Set every record down verbatim and omit the pictures.

Data entries →
##############################
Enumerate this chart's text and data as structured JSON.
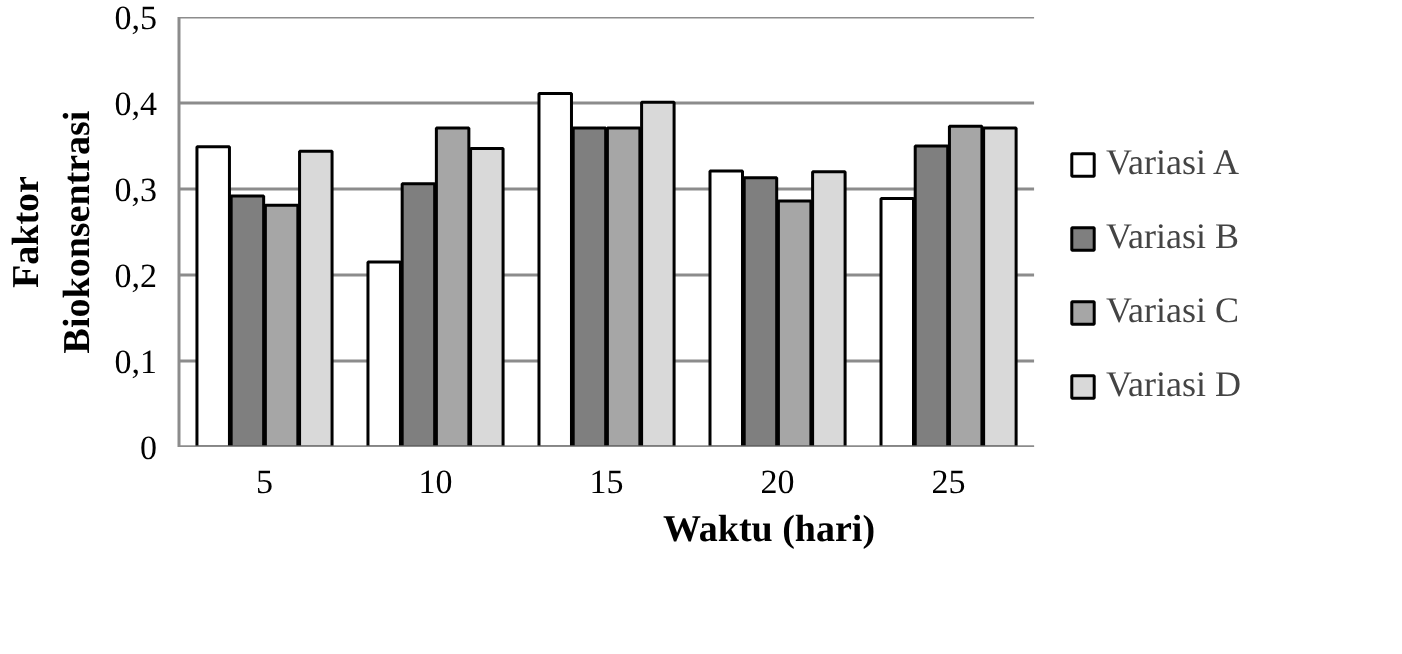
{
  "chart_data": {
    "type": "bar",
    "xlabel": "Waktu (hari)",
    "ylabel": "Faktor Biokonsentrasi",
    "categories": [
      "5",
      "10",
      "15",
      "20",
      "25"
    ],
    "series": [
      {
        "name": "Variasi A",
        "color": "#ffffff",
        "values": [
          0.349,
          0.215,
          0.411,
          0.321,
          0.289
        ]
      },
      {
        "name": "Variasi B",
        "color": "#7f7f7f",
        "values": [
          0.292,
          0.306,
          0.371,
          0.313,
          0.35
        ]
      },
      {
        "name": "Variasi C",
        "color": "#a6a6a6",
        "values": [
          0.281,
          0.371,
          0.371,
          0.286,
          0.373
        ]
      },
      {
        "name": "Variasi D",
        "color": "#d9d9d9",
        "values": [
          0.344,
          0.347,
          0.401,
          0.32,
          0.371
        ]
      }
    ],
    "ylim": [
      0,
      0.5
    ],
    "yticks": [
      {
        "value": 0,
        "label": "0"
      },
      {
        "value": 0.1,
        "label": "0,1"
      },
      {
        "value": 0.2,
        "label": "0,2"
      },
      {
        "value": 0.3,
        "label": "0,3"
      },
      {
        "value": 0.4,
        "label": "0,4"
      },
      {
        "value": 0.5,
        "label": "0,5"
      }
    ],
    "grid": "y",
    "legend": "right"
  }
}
##############################
Answer to this exercise →
Enumerate this chart's text and data as structured JSON.
{
  "chart_data": {
    "type": "bar",
    "xlabel": "Waktu (hari)",
    "ylabel": "Faktor Biokonsentrasi",
    "categories": [
      "5",
      "10",
      "15",
      "20",
      "25"
    ],
    "series": [
      {
        "name": "Variasi A",
        "color": "#ffffff",
        "values": [
          0.349,
          0.215,
          0.411,
          0.321,
          0.289
        ]
      },
      {
        "name": "Variasi B",
        "color": "#7f7f7f",
        "values": [
          0.292,
          0.306,
          0.371,
          0.313,
          0.35
        ]
      },
      {
        "name": "Variasi C",
        "color": "#a6a6a6",
        "values": [
          0.281,
          0.371,
          0.371,
          0.286,
          0.373
        ]
      },
      {
        "name": "Variasi D",
        "color": "#d9d9d9",
        "values": [
          0.344,
          0.347,
          0.401,
          0.32,
          0.371
        ]
      }
    ],
    "ylim": [
      0,
      0.5
    ],
    "yticks": [
      {
        "value": 0,
        "label": "0"
      },
      {
        "value": 0.1,
        "label": "0,1"
      },
      {
        "value": 0.2,
        "label": "0,2"
      },
      {
        "value": 0.3,
        "label": "0,3"
      },
      {
        "value": 0.4,
        "label": "0,4"
      },
      {
        "value": 0.5,
        "label": "0,5"
      }
    ],
    "grid": "y",
    "legend": "right"
  }
}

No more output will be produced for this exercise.